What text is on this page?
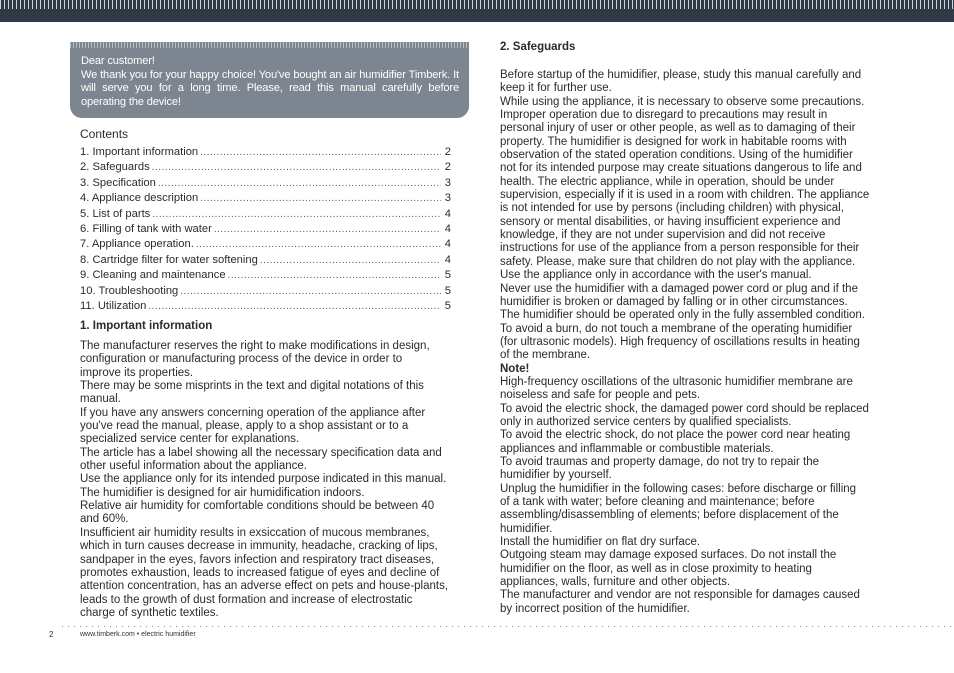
Dear customer!
We thank you for your happy choice! You've bought an air humidifier Timberk. It will serve you for a long time. Please, read this manual carefully before operating the device!
Contents
1. Important information .....	2
2. Safeguards .....	2
3. Specification .....	3
4. Appliance description .....	3
5. List of parts .....	4
6. Filling of tank with water .....	4
7. Appliance operation. .....	4
8. Cartridge filter for water softening .....	4
9. Cleaning and maintenance .....	5
10. Troubleshooting .....	5
11. Utilization .....	5
1. Important information
The manufacturer reserves the right to make modifications in design,
configuration or manufacturing process of the device in order to
improve its properties.
There may be some misprints in the text and digital notations of this
manual.
If you have any answers concerning operation of the appliance after
you've read the manual, please, apply to a shop assistant or to a
specialized service center for explanations.
The article has a label showing all the necessary specification data and
other useful information about the appliance.
Use the appliance only for its intended purpose indicated in this manual.
The humidifier is designed for air humidification indoors.
Relative air humidity for comfortable conditions should be between 40
and 60%.
Insufficient air humidity results in exsiccation of mucous membranes,
which in turn causes decrease in immunity, headache, cracking of lips,
sandpaper in the eyes, favors infection and respiratory tract diseases,
promotes exhaustion, leads to increased fatigue of eyes and decline of
attention concentration, has an adverse effect on pets and house-plants,
leads to the growth of dust formation and increase of electrostatic
charge of synthetic textiles.
2. Safeguards
Before startup of the humidifier, please, study this manual carefully and
keep it for further use.
While using the appliance, it is necessary to observe some precautions.
Improper operation due to disregard to precautions may result in
personal injury of user or other people, as well as to damaging of their
property. The humidifier is designed for work in habitable rooms with
observation of the stated operation conditions. Using of the humidifier
not for its intended purpose may create situations dangerous to life and
health. The electric appliance, while in operation, should be under
supervision, especially if it is used in a room with children. The appliance
is not intended for use by persons (including children) with physical,
sensory or mental disabilities, or having insufficient experience and
knowledge, if they are not under supervision and did not receive
instructions for use of the appliance from a person responsible for their
safety. Please, make sure that children do not play with the appliance.
Use the appliance only in accordance with the user's manual.
Never use the humidifier with a damaged power cord or plug and if the
humidifier is broken or damaged by falling or in other circumstances.
The humidifier should be operated only in the fully assembled condition.
To avoid a burn, do not touch a membrane of the operating humidifier
(for ultrasonic models). High frequency of oscillations results in heating
of the membrane.
Note!
High-frequency oscillations of the ultrasonic humidifier membrane are
noiseless and safe for people and pets.
To avoid the electric shock, the damaged power cord should be replaced
only in authorized service centers by qualified specialists.
To avoid the electric shock, do not place the power cord near heating
appliances and inflammable or combustible materials.
To avoid traumas and property damage, do not try to repair the
humidifier by yourself.
Unplug the humidifier in the following cases: before discharge or filling
of a tank with water; before cleaning and maintenance; before
assembling/disassembling of elements; before displacement of the
humidifier.
Install the humidifier on flat dry surface.
Outgoing steam may damage exposed surfaces. Do not install the
humidifier on the floor, as well as in close proximity to heating
appliances, walls, furniture and other objects.
The manufacturer and vendor are not responsible for damages caused
by incorrect position of the humidifier.
2	www.timberk.com • electric humidifier
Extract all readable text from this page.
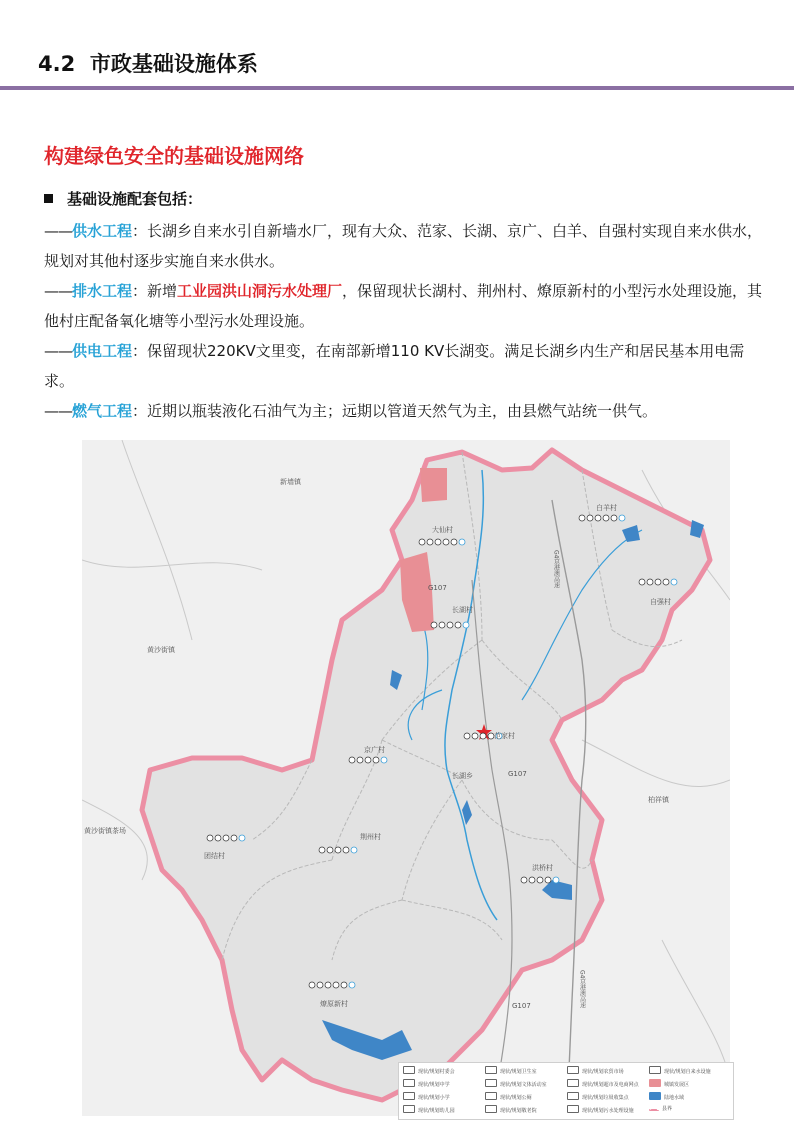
4.2 市政基础设施体系
构建绿色安全的基础设施网络
基础设施配套包括：
——供水工程：长湖乡自来水引自新墙水厂，现有大众、范家、长湖、京广、白羊、自强村实现自来水供水，规划对其他村逐步实施自来水供水。
——排水工程：新增工业园洪山洞污水处理厂，保留现状长湖村、荆州村、燎原新村的小型污水处理设施，其他村庄配备氧化塘等小型污水处理设施。
——供电工程：保留现状220KV文里变，在南部新增110 KV长湖变。满足长湖乡内生产和居民基本用电需求。
——燃气工程：近期以瓶装液化石油气为主；远期以管道天然气为主，由县燃气站统一供气。
新墙镇
黄沙街镇
黄沙街镇茶场
柏祥镇
大仙村
长湖村
白羊村
自强村
范家村
京广村
荆州村
团结村
洪桥村
燎原新村
长湖乡
G107
G107
G107
G4京港澳高速
G4京港澳高速
现状/规划村委会	现状/规划卫生室	现状/规划农贸市场	现状/规划自来水设施
现状/规划中学	现状/规划文体活动室	现状/规划超市及电商网点	城镇发展区
现状/规划小学	现状/规划公厕	现状/规划垃圾收集点	陆地水域
现状/规划幼儿园	现状/规划敬老院	现状/规划污水处理设施	县界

*Exercise objective:*
From the entries above, list each line with "supervision" in it.

*Solution to this task:*
supervision, especially if it is used in a room with children. The appliance
knowledge, if they are not under supervision and did not receive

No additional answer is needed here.